--- DATASET EXCERPTS ---

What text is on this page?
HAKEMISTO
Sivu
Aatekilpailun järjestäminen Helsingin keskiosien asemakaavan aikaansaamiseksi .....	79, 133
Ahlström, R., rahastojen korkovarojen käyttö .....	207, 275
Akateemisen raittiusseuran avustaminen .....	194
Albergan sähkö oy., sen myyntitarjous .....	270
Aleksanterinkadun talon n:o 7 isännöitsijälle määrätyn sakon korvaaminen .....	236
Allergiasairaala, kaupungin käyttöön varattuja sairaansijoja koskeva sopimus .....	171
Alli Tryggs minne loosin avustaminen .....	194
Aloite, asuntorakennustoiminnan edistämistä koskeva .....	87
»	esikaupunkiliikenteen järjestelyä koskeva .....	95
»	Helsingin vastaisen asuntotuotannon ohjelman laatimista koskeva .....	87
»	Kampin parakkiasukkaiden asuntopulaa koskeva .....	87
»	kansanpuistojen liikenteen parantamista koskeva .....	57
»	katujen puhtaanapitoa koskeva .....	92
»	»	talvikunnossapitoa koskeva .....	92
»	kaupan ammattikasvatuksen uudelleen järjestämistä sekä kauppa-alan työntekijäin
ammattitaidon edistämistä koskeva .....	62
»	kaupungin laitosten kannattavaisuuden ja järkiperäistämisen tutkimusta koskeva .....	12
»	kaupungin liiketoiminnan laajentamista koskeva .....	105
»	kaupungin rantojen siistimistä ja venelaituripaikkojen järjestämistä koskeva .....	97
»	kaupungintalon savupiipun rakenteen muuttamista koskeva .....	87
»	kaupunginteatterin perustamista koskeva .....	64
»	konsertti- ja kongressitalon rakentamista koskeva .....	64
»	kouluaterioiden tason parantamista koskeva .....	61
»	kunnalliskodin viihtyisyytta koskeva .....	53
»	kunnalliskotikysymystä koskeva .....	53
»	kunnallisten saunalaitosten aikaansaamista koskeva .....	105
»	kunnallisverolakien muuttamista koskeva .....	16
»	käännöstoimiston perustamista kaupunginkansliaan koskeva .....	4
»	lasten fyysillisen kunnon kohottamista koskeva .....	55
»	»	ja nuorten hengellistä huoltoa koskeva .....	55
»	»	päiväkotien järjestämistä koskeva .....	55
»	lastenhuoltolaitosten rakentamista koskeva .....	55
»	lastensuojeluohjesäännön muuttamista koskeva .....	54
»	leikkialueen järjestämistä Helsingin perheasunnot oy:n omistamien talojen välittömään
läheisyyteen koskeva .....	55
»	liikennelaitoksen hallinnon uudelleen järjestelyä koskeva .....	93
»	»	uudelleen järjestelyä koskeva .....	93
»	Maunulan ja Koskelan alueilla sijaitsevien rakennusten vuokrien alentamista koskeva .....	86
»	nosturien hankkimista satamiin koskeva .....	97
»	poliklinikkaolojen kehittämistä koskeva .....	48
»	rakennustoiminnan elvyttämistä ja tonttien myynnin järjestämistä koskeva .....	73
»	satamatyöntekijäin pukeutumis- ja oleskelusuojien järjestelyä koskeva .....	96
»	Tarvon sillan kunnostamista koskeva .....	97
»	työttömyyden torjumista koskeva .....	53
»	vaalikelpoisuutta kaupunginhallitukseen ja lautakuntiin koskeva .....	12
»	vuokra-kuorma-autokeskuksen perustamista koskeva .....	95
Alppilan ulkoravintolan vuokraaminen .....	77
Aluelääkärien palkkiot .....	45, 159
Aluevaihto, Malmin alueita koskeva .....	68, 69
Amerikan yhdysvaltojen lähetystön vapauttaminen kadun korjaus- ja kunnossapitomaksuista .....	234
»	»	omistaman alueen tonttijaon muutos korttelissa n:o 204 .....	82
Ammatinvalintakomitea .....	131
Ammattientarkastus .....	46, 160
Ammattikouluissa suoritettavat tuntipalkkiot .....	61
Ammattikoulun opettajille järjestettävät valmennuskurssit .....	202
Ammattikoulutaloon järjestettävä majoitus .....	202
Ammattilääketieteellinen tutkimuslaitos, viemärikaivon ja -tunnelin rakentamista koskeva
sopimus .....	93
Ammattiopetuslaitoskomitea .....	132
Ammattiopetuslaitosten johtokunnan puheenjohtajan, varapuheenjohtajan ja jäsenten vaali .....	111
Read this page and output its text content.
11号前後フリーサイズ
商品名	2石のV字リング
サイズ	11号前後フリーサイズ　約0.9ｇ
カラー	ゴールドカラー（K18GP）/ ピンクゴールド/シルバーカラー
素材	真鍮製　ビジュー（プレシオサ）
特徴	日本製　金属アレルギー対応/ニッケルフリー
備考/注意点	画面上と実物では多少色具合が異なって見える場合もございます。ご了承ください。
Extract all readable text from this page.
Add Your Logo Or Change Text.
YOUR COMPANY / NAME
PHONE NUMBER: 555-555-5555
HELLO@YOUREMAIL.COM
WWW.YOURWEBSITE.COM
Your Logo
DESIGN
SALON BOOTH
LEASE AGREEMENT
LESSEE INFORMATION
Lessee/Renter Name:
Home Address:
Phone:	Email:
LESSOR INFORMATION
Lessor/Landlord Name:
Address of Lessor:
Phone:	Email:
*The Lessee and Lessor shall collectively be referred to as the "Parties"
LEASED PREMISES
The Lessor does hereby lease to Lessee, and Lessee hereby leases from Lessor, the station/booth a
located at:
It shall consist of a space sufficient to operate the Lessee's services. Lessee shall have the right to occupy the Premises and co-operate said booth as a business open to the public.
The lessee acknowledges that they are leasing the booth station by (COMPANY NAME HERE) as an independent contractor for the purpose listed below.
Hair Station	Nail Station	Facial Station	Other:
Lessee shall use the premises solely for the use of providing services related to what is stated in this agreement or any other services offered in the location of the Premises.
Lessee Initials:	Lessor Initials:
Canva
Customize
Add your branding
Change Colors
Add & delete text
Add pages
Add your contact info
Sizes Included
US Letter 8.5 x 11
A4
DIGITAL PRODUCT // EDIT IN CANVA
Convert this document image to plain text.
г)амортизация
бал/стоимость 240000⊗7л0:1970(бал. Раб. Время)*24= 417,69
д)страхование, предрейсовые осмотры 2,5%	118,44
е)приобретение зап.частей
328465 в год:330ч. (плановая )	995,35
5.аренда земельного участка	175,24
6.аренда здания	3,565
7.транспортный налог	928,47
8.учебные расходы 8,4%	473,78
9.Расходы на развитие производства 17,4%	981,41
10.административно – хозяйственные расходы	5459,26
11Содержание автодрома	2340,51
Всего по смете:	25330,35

---

WHAT IS EXPECTED — What is the number of lines in this listing that contain the word "muuttamista"? Answer with that number and nothing else.

REPLY TO THE EXERCISE — 3